Exercise
All of the material below is to be returned exactly.
-- start Records for the exercise --
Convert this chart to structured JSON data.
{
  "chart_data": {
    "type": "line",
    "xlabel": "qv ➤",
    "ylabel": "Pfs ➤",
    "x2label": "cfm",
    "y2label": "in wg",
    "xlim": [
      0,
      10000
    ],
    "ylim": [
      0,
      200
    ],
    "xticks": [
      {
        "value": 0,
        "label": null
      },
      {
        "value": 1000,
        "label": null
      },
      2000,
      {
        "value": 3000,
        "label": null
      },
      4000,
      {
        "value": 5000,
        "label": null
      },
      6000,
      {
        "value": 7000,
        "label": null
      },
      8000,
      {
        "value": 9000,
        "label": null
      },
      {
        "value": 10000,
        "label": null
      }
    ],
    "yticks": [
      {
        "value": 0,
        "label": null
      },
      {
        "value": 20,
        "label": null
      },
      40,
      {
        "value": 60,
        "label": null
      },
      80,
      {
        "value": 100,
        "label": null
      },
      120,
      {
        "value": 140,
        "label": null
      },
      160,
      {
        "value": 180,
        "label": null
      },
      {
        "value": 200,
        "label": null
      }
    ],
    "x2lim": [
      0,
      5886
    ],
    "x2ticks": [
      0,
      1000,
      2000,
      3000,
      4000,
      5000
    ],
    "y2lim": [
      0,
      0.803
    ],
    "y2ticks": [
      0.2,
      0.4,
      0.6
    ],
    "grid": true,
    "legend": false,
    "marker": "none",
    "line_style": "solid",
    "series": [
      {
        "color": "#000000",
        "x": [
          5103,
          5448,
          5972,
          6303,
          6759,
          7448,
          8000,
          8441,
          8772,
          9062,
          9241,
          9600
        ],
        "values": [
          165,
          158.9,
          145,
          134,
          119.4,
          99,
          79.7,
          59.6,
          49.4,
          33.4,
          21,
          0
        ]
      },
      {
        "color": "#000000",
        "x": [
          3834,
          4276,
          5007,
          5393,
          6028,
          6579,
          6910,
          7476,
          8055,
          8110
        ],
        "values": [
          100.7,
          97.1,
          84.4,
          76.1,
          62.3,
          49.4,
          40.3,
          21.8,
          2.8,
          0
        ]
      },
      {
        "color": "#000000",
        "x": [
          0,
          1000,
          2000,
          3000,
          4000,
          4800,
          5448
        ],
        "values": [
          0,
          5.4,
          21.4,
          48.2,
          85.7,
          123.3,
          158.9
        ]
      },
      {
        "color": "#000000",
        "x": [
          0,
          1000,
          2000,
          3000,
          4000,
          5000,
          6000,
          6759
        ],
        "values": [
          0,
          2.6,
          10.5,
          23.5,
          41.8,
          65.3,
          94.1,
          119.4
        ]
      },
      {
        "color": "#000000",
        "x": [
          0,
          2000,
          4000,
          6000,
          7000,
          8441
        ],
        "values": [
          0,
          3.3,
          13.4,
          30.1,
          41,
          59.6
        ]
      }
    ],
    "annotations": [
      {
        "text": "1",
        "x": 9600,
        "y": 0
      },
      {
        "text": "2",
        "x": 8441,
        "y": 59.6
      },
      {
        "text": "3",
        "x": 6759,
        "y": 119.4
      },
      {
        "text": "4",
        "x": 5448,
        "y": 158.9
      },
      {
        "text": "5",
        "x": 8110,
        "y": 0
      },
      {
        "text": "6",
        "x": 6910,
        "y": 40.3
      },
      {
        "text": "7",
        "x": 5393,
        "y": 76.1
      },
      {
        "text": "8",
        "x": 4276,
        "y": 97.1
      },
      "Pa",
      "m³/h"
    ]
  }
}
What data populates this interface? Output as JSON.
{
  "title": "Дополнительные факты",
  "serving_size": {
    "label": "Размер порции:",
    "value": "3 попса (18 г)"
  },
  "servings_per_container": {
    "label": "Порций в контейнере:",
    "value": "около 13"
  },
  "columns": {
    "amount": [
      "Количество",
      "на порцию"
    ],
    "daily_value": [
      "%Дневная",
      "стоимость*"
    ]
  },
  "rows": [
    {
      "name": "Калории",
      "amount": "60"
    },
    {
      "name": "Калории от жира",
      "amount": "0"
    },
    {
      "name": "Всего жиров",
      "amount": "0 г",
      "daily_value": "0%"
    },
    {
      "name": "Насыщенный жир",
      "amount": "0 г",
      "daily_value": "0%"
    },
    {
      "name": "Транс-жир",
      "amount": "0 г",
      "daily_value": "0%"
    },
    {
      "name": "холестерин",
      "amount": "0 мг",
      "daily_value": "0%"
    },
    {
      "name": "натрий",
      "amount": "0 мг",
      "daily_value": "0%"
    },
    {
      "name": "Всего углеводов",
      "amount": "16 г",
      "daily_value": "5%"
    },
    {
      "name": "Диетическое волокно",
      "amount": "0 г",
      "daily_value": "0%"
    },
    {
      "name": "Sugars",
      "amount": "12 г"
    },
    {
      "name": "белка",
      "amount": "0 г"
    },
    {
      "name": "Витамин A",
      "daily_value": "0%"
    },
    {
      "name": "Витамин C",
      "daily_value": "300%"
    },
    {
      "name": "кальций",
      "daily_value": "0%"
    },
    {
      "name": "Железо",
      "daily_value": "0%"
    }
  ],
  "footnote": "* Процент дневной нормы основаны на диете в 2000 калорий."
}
-- end Records for the exercise --
Solution for this task
Convert this chart to structured JSON data.
{
  "chart_data": {
    "type": "line",
    "xlabel": "qv ➤",
    "ylabel": "Pfs ➤",
    "x2label": "cfm",
    "y2label": "in wg",
    "xlim": [
      0,
      10000
    ],
    "ylim": [
      0,
      200
    ],
    "xticks": [
      {
        "value": 0,
        "label": null
      },
      {
        "value": 1000,
        "label": null
      },
      2000,
      {
        "value": 3000,
        "label": null
      },
      4000,
      {
        "value": 5000,
        "label": null
      },
      6000,
      {
        "value": 7000,
        "label": null
      },
      8000,
      {
        "value": 9000,
        "label": null
      },
      {
        "value": 10000,
        "label": null
      }
    ],
    "yticks": [
      {
        "value": 0,
        "label": null
      },
      {
        "value": 20,
        "label": null
      },
      40,
      {
        "value": 60,
        "label": null
      },
      80,
      {
        "value": 100,
        "label": null
      },
      120,
      {
        "value": 140,
        "label": null
      },
      160,
      {
        "value": 180,
        "label": null
      },
      {
        "value": 200,
        "label": null
      }
    ],
    "x2lim": [
      0,
      5886
    ],
    "x2ticks": [
      0,
      1000,
      2000,
      3000,
      4000,
      5000
    ],
    "y2lim": [
      0,
      0.803
    ],
    "y2ticks": [
      0.2,
      0.4,
      0.6
    ],
    "grid": true,
    "legend": false,
    "marker": "none",
    "line_style": "solid",
    "series": [
      {
        "color": "#000000",
        "x": [
          5103,
          5448,
          5972,
          6303,
          6759,
          7448,
          8000,
          8441,
          8772,
          9062,
          9241,
          9600
        ],
        "values": [
          165,
          158.9,
          145,
          134,
          119.4,
          99,
          79.7,
          59.6,
          49.4,
          33.4,
          21,
          0
        ]
      },
      {
        "color": "#000000",
        "x": [
          3834,
          4276,
          5007,
          5393,
          6028,
          6579,
          6910,
          7476,
          8055,
          8110
        ],
        "values": [
          100.7,
          97.1,
          84.4,
          76.1,
          62.3,
          49.4,
          40.3,
          21.8,
          2.8,
          0
        ]
      },
      {
        "color": "#000000",
        "x": [
          0,
          1000,
          2000,
          3000,
          4000,
          4800,
          5448
        ],
        "values": [
          0,
          5.4,
          21.4,
          48.2,
          85.7,
          123.3,
          158.9
        ]
      },
      {
        "color": "#000000",
        "x": [
          0,
          1000,
          2000,
          3000,
          4000,
          5000,
          6000,
          6759
        ],
        "values": [
          0,
          2.6,
          10.5,
          23.5,
          41.8,
          65.3,
          94.1,
          119.4
        ]
      },
      {
        "color": "#000000",
        "x": [
          0,
          2000,
          4000,
          6000,
          7000,
          8441
        ],
        "values": [
          0,
          3.3,
          13.4,
          30.1,
          41,
          59.6
        ]
      }
    ],
    "annotations": [
      {
        "text": "1",
        "x": 9600,
        "y": 0
      },
      {
        "text": "2",
        "x": 8441,
        "y": 59.6
      },
      {
        "text": "3",
        "x": 6759,
        "y": 119.4
      },
      {
        "text": "4",
        "x": 5448,
        "y": 158.9
      },
      {
        "text": "5",
        "x": 8110,
        "y": 0
      },
      {
        "text": "6",
        "x": 6910,
        "y": 40.3
      },
      {
        "text": "7",
        "x": 5393,
        "y": 76.1
      },
      {
        "text": "8",
        "x": 4276,
        "y": 97.1
      },
      "Pa",
      "m³/h"
    ]
  }
}
What data populates this interface? Output as JSON.
{
  "title": "Дополнительные факты",
  "serving_size": {
    "label": "Размер порции:",
    "value": "3 попса (18 г)"
  },
  "servings_per_container": {
    "label": "Порций в контейнере:",
    "value": "около 13"
  },
  "columns": {
    "amount": [
      "Количество",
      "на порцию"
    ],
    "daily_value": [
      "%Дневная",
      "стоимость*"
    ]
  },
  "rows": [
    {
      "name": "Калории",
      "amount": "60"
    },
    {
      "name": "Калории от жира",
      "amount": "0"
    },
    {
      "name": "Всего жиров",
      "amount": "0 г",
      "daily_value": "0%"
    },
    {
      "name": "Насыщенный жир",
      "amount": "0 г",
      "daily_value": "0%"
    },
    {
      "name": "Транс-жир",
      "amount": "0 г",
      "daily_value": "0%"
    },
    {
      "name": "холестерин",
      "amount": "0 мг",
      "daily_value": "0%"
    },
    {
      "name": "натрий",
      "amount": "0 мг",
      "daily_value": "0%"
    },
    {
      "name": "Всего углеводов",
      "amount": "16 г",
      "daily_value": "5%"
    },
    {
      "name": "Диетическое волокно",
      "amount": "0 г",
      "daily_value": "0%"
    },
    {
      "name": "Sugars",
      "amount": "12 г"
    },
    {
      "name": "белка",
      "amount": "0 г"
    },
    {
      "name": "Витамин A",
      "daily_value": "0%"
    },
    {
      "name": "Витамин C",
      "daily_value": "300%"
    },
    {
      "name": "кальций",
      "daily_value": "0%"
    },
    {
      "name": "Железо",
      "daily_value": "0%"
    }
  ],
  "footnote": "* Процент дневной нормы основаны на диете в 2000 калорий."
}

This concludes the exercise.